[BEGIN EXERCISE MATERIALS]

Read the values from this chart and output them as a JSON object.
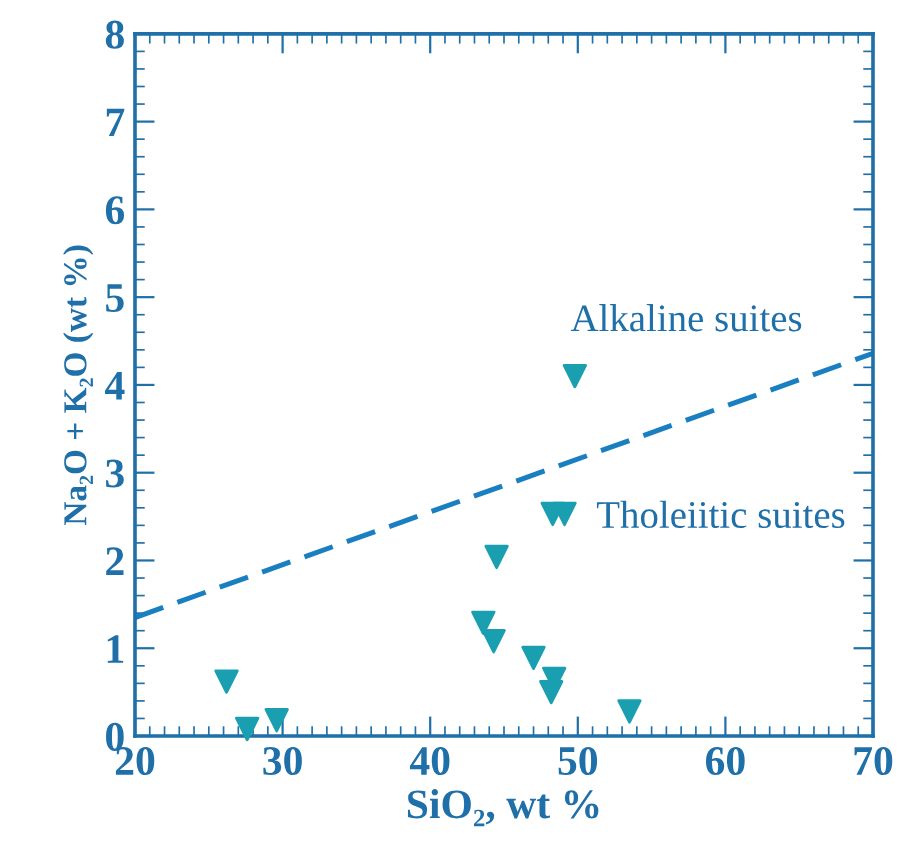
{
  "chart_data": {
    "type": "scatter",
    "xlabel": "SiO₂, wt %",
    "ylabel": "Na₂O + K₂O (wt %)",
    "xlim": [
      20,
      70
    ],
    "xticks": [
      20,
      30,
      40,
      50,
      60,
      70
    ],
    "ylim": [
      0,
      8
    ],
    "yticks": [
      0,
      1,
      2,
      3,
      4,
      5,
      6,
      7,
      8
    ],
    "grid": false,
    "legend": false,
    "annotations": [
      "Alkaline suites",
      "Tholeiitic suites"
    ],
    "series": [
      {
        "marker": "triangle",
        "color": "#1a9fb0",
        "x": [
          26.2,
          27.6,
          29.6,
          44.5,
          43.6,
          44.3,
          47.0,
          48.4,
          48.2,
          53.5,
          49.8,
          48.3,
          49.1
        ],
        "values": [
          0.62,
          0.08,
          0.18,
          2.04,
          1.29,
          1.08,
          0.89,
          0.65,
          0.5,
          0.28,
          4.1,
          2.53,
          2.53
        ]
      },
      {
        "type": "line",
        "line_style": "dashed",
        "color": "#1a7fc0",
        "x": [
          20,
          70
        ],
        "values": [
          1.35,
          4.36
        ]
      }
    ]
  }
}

[END EXERCISE MATERIALS]

(GIVEN REQUEST)
Quote the full listing above word for word; exclude every picture from the copy.

(COMPLETE ANSWER)
Read the values from this chart and output them as a JSON object.
{
  "chart_data": {
    "type": "scatter",
    "xlabel": "SiO₂, wt %",
    "ylabel": "Na₂O + K₂O (wt %)",
    "xlim": [
      20,
      70
    ],
    "xticks": [
      20,
      30,
      40,
      50,
      60,
      70
    ],
    "ylim": [
      0,
      8
    ],
    "yticks": [
      0,
      1,
      2,
      3,
      4,
      5,
      6,
      7,
      8
    ],
    "grid": false,
    "legend": false,
    "annotations": [
      "Alkaline suites",
      "Tholeiitic suites"
    ],
    "series": [
      {
        "marker": "triangle",
        "color": "#1a9fb0",
        "x": [
          26.2,
          27.6,
          29.6,
          44.5,
          43.6,
          44.3,
          47.0,
          48.4,
          48.2,
          53.5,
          49.8,
          48.3,
          49.1
        ],
        "values": [
          0.62,
          0.08,
          0.18,
          2.04,
          1.29,
          1.08,
          0.89,
          0.65,
          0.5,
          0.28,
          4.1,
          2.53,
          2.53
        ]
      },
      {
        "type": "line",
        "line_style": "dashed",
        "color": "#1a7fc0",
        "x": [
          20,
          70
        ],
        "values": [
          1.35,
          4.36
        ]
      }
    ]
  }
}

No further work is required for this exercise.